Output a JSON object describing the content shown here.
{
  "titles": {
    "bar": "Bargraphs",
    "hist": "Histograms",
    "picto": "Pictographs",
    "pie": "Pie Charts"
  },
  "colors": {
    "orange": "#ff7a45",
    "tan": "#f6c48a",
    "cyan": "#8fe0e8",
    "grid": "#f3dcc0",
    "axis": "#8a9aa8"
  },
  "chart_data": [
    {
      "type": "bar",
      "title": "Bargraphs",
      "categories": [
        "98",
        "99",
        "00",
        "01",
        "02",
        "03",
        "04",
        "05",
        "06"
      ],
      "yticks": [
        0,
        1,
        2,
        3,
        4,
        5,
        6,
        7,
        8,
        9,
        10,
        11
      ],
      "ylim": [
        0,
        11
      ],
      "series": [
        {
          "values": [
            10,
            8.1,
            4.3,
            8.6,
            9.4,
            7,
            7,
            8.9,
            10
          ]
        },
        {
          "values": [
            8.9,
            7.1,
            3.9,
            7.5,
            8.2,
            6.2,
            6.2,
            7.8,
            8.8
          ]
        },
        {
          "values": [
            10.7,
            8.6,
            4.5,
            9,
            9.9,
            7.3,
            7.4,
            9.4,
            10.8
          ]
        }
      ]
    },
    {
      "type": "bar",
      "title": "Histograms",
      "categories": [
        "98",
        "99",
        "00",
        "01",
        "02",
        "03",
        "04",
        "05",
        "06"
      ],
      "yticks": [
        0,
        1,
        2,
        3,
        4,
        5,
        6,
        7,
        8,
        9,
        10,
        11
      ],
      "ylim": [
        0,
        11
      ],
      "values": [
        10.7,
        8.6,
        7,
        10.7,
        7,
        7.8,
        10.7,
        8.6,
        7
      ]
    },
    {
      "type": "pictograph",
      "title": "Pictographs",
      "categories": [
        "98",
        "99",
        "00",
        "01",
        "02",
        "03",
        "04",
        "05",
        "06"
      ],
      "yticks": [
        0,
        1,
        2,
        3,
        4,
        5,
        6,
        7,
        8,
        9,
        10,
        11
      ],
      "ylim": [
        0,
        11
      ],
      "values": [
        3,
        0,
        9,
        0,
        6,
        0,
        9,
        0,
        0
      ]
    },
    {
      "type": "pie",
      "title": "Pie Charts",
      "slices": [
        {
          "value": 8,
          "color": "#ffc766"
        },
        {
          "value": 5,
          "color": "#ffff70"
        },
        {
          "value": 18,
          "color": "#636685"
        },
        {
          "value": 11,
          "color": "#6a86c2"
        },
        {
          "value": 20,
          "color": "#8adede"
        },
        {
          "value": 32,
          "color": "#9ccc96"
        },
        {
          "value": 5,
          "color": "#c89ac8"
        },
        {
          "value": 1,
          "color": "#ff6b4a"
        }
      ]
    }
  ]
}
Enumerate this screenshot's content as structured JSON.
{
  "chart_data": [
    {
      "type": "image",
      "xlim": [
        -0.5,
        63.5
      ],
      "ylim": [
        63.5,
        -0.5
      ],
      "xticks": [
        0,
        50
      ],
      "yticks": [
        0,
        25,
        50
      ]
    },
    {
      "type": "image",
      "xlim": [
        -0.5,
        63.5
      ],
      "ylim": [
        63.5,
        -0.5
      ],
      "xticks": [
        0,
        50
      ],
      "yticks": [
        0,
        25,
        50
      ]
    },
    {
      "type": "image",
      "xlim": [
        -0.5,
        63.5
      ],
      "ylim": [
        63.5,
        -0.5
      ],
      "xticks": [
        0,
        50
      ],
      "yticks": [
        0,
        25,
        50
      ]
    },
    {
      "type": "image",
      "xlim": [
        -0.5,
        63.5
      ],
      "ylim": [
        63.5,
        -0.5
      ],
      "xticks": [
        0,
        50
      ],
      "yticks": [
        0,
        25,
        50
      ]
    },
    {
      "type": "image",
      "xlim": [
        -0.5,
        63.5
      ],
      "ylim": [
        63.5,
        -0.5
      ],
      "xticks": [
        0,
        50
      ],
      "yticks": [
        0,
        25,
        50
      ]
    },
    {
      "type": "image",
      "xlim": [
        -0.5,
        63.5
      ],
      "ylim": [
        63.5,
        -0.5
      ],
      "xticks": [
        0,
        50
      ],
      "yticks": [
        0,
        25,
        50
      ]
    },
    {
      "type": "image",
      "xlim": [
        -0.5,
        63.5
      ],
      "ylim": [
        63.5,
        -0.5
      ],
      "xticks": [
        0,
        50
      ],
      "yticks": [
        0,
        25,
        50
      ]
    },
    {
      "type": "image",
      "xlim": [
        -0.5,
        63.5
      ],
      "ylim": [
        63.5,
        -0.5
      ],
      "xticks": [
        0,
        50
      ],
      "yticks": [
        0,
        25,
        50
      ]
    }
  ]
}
##########
Extract all of the data shown above without alteration.

Written reply -
Output a JSON object describing the content shown here.
{
  "titles": {
    "bar": "Bargraphs",
    "hist": "Histograms",
    "picto": "Pictographs",
    "pie": "Pie Charts"
  },
  "colors": {
    "orange": "#ff7a45",
    "tan": "#f6c48a",
    "cyan": "#8fe0e8",
    "grid": "#f3dcc0",
    "axis": "#8a9aa8"
  },
  "chart_data": [
    {
      "type": "bar",
      "title": "Bargraphs",
      "categories": [
        "98",
        "99",
        "00",
        "01",
        "02",
        "03",
        "04",
        "05",
        "06"
      ],
      "yticks": [
        0,
        1,
        2,
        3,
        4,
        5,
        6,
        7,
        8,
        9,
        10,
        11
      ],
      "ylim": [
        0,
        11
      ],
      "series": [
        {
          "values": [
            10,
            8.1,
            4.3,
            8.6,
            9.4,
            7,
            7,
            8.9,
            10
          ]
        },
        {
          "values": [
            8.9,
            7.1,
            3.9,
            7.5,
            8.2,
            6.2,
            6.2,
            7.8,
            8.8
          ]
        },
        {
          "values": [
            10.7,
            8.6,
            4.5,
            9,
            9.9,
            7.3,
            7.4,
            9.4,
            10.8
          ]
        }
      ]
    },
    {
      "type": "bar",
      "title": "Histograms",
      "categories": [
        "98",
        "99",
        "00",
        "01",
        "02",
        "03",
        "04",
        "05",
        "06"
      ],
      "yticks": [
        0,
        1,
        2,
        3,
        4,
        5,
        6,
        7,
        8,
        9,
        10,
        11
      ],
      "ylim": [
        0,
        11
      ],
      "values": [
        10.7,
        8.6,
        7,
        10.7,
        7,
        7.8,
        10.7,
        8.6,
        7
      ]
    },
    {
      "type": "pictograph",
      "title": "Pictographs",
      "categories": [
        "98",
        "99",
        "00",
        "01",
        "02",
        "03",
        "04",
        "05",
        "06"
      ],
      "yticks": [
        0,
        1,
        2,
        3,
        4,
        5,
        6,
        7,
        8,
        9,
        10,
        11
      ],
      "ylim": [
        0,
        11
      ],
      "values": [
        3,
        0,
        9,
        0,
        6,
        0,
        9,
        0,
        0
      ]
    },
    {
      "type": "pie",
      "title": "Pie Charts",
      "slices": [
        {
          "value": 8,
          "color": "#ffc766"
        },
        {
          "value": 5,
          "color": "#ffff70"
        },
        {
          "value": 18,
          "color": "#636685"
        },
        {
          "value": 11,
          "color": "#6a86c2"
        },
        {
          "value": 20,
          "color": "#8adede"
        },
        {
          "value": 32,
          "color": "#9ccc96"
        },
        {
          "value": 5,
          "color": "#c89ac8"
        },
        {
          "value": 1,
          "color": "#ff6b4a"
        }
      ]
    }
  ]
}
Enumerate this screenshot's content as structured JSON.
{
  "chart_data": [
    {
      "type": "image",
      "xlim": [
        -0.5,
        63.5
      ],
      "ylim": [
        63.5,
        -0.5
      ],
      "xticks": [
        0,
        50
      ],
      "yticks": [
        0,
        25,
        50
      ]
    },
    {
      "type": "image",
      "xlim": [
        -0.5,
        63.5
      ],
      "ylim": [
        63.5,
        -0.5
      ],
      "xticks": [
        0,
        50
      ],
      "yticks": [
        0,
        25,
        50
      ]
    },
    {
      "type": "image",
      "xlim": [
        -0.5,
        63.5
      ],
      "ylim": [
        63.5,
        -0.5
      ],
      "xticks": [
        0,
        50
      ],
      "yticks": [
        0,
        25,
        50
      ]
    },
    {
      "type": "image",
      "xlim": [
        -0.5,
        63.5
      ],
      "ylim": [
        63.5,
        -0.5
      ],
      "xticks": [
        0,
        50
      ],
      "yticks": [
        0,
        25,
        50
      ]
    },
    {
      "type": "image",
      "xlim": [
        -0.5,
        63.5
      ],
      "ylim": [
        63.5,
        -0.5
      ],
      "xticks": [
        0,
        50
      ],
      "yticks": [
        0,
        25,
        50
      ]
    },
    {
      "type": "image",
      "xlim": [
        -0.5,
        63.5
      ],
      "ylim": [
        63.5,
        -0.5
      ],
      "xticks": [
        0,
        50
      ],
      "yticks": [
        0,
        25,
        50
      ]
    },
    {
      "type": "image",
      "xlim": [
        -0.5,
        63.5
      ],
      "ylim": [
        63.5,
        -0.5
      ],
      "xticks": [
        0,
        50
      ],
      "yticks": [
        0,
        25,
        50
      ]
    },
    {
      "type": "image",
      "xlim": [
        -0.5,
        63.5
      ],
      "ylim": [
        63.5,
        -0.5
      ],
      "xticks": [
        0,
        50
      ],
      "yticks": [
        0,
        25,
        50
      ]
    }
  ]
}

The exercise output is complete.